WHAT IS BEING ASKED
Reproduce every entry below precisely; do not include the pictures.
* Start DATA PROVIDED *
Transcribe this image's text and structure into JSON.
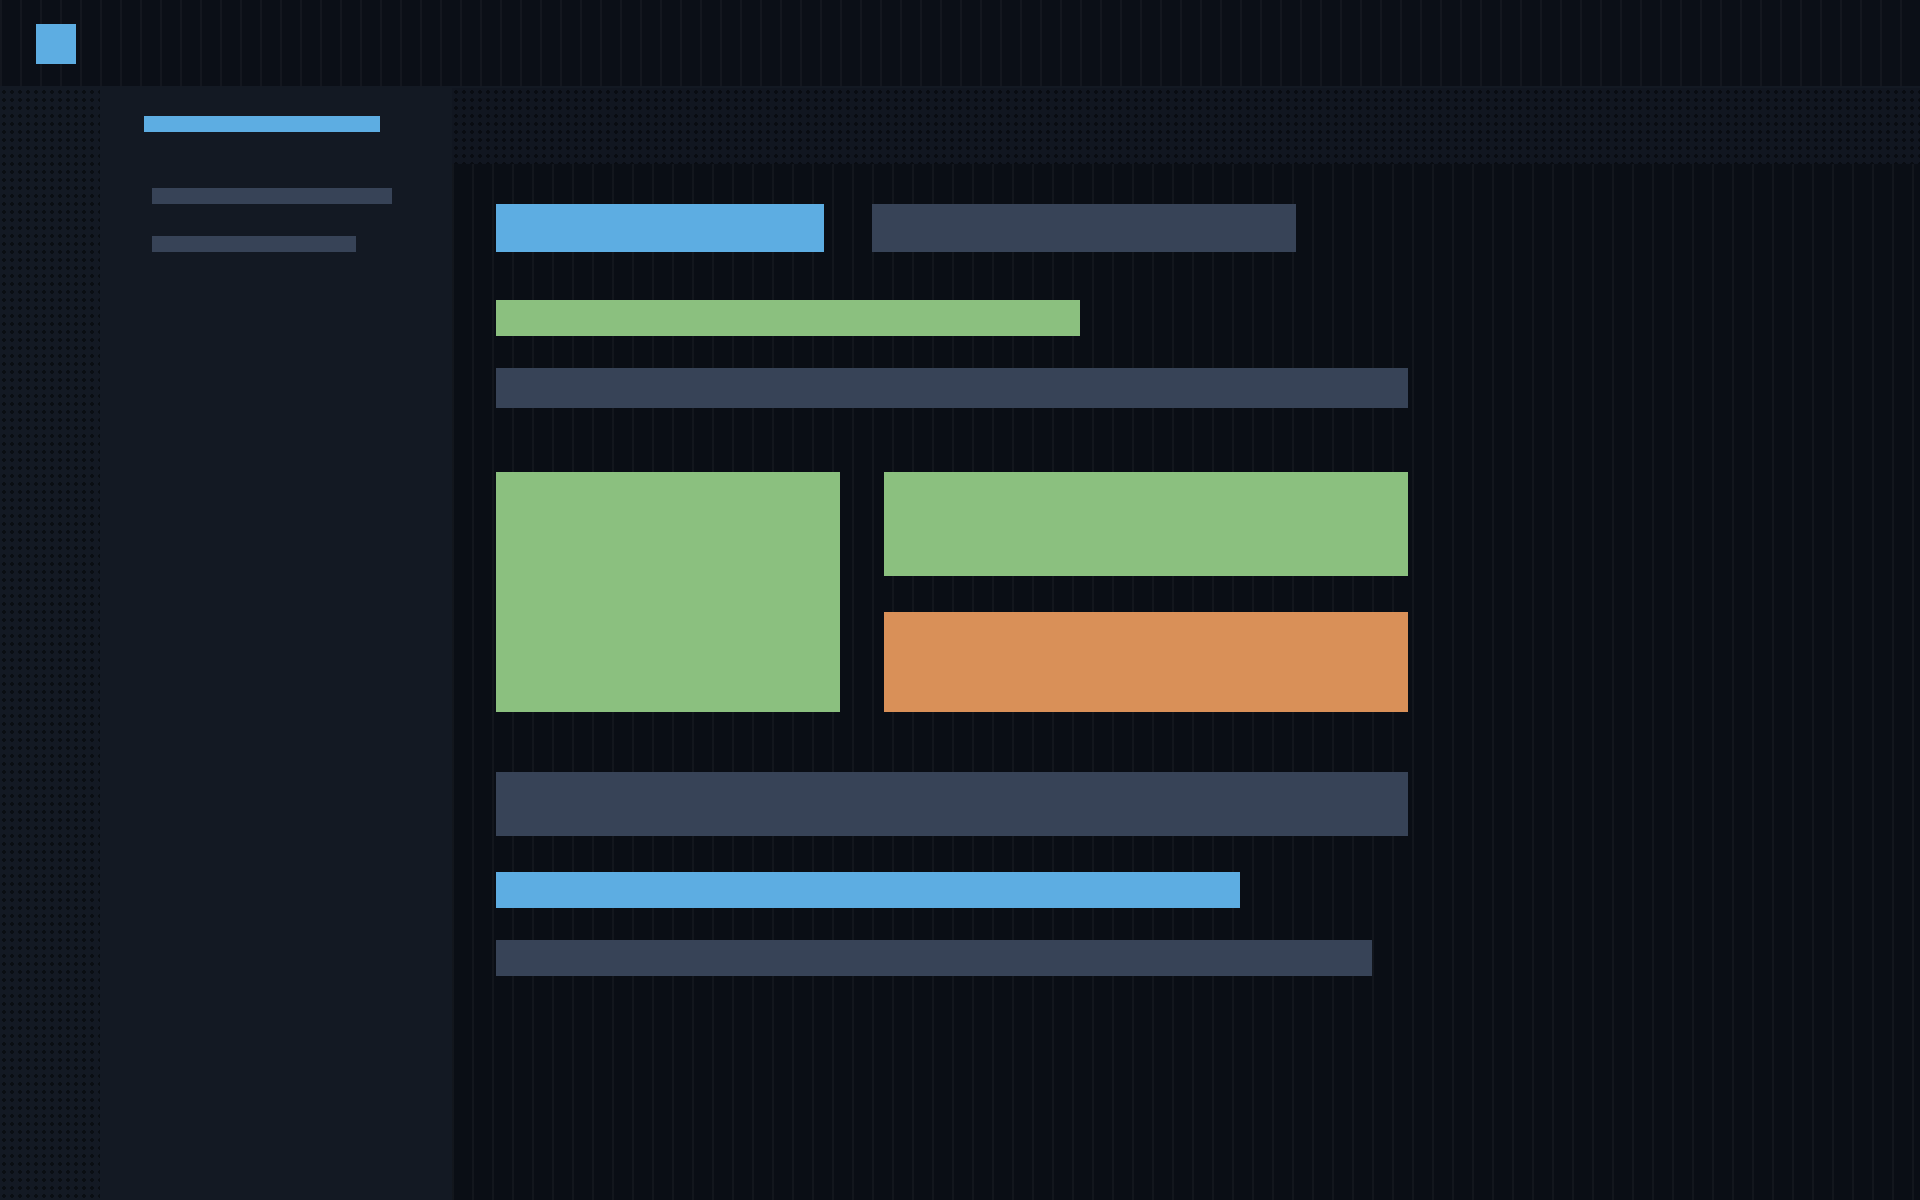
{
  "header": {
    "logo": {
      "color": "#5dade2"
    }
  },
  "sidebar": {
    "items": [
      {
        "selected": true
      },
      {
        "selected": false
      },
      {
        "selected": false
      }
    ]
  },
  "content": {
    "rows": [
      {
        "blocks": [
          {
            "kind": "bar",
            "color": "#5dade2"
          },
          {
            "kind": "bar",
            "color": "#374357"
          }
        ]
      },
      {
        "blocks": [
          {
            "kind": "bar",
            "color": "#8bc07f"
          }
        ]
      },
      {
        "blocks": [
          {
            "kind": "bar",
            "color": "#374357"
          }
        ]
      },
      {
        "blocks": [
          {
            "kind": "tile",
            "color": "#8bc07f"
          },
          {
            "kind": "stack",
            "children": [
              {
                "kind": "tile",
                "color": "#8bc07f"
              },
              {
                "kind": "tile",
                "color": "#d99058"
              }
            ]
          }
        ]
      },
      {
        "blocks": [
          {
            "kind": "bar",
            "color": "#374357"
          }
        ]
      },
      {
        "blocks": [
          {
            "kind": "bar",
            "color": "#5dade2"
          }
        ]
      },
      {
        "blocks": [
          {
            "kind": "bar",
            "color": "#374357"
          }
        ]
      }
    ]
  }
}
* End DATA PROVIDED *
CORRECT RESPONSE
Transcribe this image's text and structure into JSON.
{
  "header": {
    "logo": {
      "color": "#5dade2"
    }
  },
  "sidebar": {
    "items": [
      {
        "selected": true
      },
      {
        "selected": false
      },
      {
        "selected": false
      }
    ]
  },
  "content": {
    "rows": [
      {
        "blocks": [
          {
            "kind": "bar",
            "color": "#5dade2"
          },
          {
            "kind": "bar",
            "color": "#374357"
          }
        ]
      },
      {
        "blocks": [
          {
            "kind": "bar",
            "color": "#8bc07f"
          }
        ]
      },
      {
        "blocks": [
          {
            "kind": "bar",
            "color": "#374357"
          }
        ]
      },
      {
        "blocks": [
          {
            "kind": "tile",
            "color": "#8bc07f"
          },
          {
            "kind": "stack",
            "children": [
              {
                "kind": "tile",
                "color": "#8bc07f"
              },
              {
                "kind": "tile",
                "color": "#d99058"
              }
            ]
          }
        ]
      },
      {
        "blocks": [
          {
            "kind": "bar",
            "color": "#374357"
          }
        ]
      },
      {
        "blocks": [
          {
            "kind": "bar",
            "color": "#5dade2"
          }
        ]
      },
      {
        "blocks": [
          {
            "kind": "bar",
            "color": "#374357"
          }
        ]
      }
    ]
  }
}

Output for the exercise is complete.